Selected passage ->
Eugen Otto Erwin Netto (30 June 1848 - 13 May 1919) was a German mathematician. He was born in Halle and died in Giessen.

Netto's theorem, on the dimension-preserving properties of continuous bijections, is named for Netto. Netto published this theorem in 1878, in response to Georg Cantor's proof of the existence of discontinuous bijections between the unit interval and unit square. His proof was not fully rigorous, but its errors were later repaired.

==Works==
- Substitutionentheorie und ihre Anwendung auf die Algebra. Teubner 1882.
- Theory of Substitutions and Its Applications to Algebra. Ann Arbor, Mich. 1892.
- Die Determinanten. Teubner, 1910.

Check your understanding ->
1. According to the passage on Eugen Netto, in what year did Netto publish the theorem named for him?
2. Write the next part of the passage on Eugen Netto, starting after its final line.
The data that follow play no part in this exercise.

Material shown ->
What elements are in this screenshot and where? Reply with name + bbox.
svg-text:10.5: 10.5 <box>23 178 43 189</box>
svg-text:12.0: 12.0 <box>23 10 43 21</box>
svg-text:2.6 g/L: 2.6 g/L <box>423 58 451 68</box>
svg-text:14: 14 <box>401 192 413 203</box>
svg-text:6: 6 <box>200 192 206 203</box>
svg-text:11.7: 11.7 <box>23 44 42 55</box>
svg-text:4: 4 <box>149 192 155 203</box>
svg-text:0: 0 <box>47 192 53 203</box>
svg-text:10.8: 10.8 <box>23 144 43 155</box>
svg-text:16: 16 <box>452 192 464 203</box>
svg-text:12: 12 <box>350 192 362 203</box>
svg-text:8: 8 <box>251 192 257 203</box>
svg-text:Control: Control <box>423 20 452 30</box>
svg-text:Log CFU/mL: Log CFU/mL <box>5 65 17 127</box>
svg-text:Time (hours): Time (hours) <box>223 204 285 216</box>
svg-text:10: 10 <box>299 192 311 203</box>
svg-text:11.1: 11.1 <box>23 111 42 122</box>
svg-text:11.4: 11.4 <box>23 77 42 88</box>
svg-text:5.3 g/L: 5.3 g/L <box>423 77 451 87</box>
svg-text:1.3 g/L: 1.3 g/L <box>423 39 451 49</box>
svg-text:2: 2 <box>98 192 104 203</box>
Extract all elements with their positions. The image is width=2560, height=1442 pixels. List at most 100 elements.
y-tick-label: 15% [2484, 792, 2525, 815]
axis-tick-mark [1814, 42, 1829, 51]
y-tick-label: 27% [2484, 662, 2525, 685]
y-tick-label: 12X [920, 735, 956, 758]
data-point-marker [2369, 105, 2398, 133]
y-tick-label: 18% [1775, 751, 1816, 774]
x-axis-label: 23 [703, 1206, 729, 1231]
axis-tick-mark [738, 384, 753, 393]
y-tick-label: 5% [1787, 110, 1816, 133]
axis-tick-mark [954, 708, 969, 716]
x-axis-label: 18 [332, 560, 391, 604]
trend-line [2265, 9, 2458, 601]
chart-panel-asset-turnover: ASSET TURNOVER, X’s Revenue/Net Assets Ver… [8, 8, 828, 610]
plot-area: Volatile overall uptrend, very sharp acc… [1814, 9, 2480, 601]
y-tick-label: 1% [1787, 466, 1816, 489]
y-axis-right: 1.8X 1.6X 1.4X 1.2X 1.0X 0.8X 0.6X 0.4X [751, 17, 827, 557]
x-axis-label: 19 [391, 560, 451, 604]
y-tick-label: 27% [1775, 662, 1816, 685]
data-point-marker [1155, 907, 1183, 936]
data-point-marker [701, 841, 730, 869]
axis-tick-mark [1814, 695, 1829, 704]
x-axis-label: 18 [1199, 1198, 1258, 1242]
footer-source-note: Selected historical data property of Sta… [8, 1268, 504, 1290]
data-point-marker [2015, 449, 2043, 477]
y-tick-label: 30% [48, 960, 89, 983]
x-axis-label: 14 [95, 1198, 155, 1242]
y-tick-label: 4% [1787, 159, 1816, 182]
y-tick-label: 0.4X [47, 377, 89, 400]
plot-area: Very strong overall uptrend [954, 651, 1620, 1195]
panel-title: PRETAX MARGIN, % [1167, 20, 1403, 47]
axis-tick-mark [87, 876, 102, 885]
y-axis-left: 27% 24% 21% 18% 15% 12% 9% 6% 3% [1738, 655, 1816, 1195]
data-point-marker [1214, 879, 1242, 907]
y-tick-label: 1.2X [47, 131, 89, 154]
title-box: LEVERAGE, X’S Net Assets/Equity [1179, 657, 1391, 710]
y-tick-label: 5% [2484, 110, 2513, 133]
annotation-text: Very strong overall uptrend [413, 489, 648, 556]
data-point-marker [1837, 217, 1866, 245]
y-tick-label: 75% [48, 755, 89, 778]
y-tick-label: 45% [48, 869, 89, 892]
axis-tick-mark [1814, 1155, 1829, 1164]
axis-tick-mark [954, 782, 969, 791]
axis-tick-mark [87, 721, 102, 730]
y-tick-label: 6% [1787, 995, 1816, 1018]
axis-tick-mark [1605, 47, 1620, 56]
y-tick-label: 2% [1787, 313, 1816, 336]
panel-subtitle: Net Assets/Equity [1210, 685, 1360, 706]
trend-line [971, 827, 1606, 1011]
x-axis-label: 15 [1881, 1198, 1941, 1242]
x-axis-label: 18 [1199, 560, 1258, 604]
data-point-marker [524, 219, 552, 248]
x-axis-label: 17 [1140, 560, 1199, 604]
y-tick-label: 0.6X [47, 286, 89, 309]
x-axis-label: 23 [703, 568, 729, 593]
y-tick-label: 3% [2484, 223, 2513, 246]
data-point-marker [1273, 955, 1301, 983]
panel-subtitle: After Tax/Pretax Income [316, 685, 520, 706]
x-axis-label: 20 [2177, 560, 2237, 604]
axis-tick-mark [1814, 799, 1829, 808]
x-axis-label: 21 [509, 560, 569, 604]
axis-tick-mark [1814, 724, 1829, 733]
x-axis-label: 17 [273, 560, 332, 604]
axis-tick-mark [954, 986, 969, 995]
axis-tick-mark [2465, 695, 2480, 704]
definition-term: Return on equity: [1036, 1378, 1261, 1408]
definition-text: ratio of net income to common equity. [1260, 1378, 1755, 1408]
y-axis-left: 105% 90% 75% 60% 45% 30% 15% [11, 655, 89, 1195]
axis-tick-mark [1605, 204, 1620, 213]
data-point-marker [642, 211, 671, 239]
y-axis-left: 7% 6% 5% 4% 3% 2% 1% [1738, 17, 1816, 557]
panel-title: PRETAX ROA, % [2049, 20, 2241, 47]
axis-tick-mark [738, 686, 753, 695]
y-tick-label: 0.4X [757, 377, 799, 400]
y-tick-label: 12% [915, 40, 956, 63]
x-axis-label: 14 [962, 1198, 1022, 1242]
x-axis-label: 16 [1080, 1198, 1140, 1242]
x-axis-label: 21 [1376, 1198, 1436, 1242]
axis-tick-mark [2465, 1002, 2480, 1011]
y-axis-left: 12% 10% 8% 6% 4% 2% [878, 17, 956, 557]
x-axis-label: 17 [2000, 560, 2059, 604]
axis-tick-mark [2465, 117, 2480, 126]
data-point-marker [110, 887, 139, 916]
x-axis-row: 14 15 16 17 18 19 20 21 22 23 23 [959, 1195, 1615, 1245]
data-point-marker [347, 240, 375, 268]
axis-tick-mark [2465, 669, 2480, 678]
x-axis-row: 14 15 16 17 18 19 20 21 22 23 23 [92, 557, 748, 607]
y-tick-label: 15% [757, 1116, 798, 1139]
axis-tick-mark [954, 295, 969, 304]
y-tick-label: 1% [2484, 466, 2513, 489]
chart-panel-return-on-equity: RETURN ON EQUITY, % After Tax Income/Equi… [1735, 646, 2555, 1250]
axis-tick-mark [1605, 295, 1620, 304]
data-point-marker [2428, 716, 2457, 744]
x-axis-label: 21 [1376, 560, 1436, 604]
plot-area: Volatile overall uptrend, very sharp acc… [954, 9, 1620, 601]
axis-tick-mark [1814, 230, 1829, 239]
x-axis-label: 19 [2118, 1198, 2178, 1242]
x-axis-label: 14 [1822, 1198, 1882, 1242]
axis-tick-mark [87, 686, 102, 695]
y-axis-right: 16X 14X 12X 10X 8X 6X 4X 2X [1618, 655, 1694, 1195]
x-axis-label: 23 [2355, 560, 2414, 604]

Answers ->
1. 1878

2.
- Die Determinanten. Teubner, 2nd edition 1925.
- Lehrbuch der Combinatorik. Teubner, 1901, 2nd edition 1927.
- Elementare Algebra. Teubner 1904.
- Gruppen- und Substitutionentheorie. Leipzig, Göschen, 1908.
- Vorlesungen über Algebra. Erster Band. Teubner, 1896.
- Vorlesungen über Algebra. Zweiter Band. Teubner, 1900.
- Netto: Kombinatorik. Enzyklopädie der Mathematischen Wissenschaften, Bd.1, 1898.
- Netto: Rationale Funktionen einer Veränderlichen; ihre Nullstellen. Enzyklopädie Math.Wiss., Bd.1, 1899.
- Netto: Rationale Funktionen mehrerer Veränderlichen. Enzyklopädie Mathem.Wiss., Bd.1, 1899.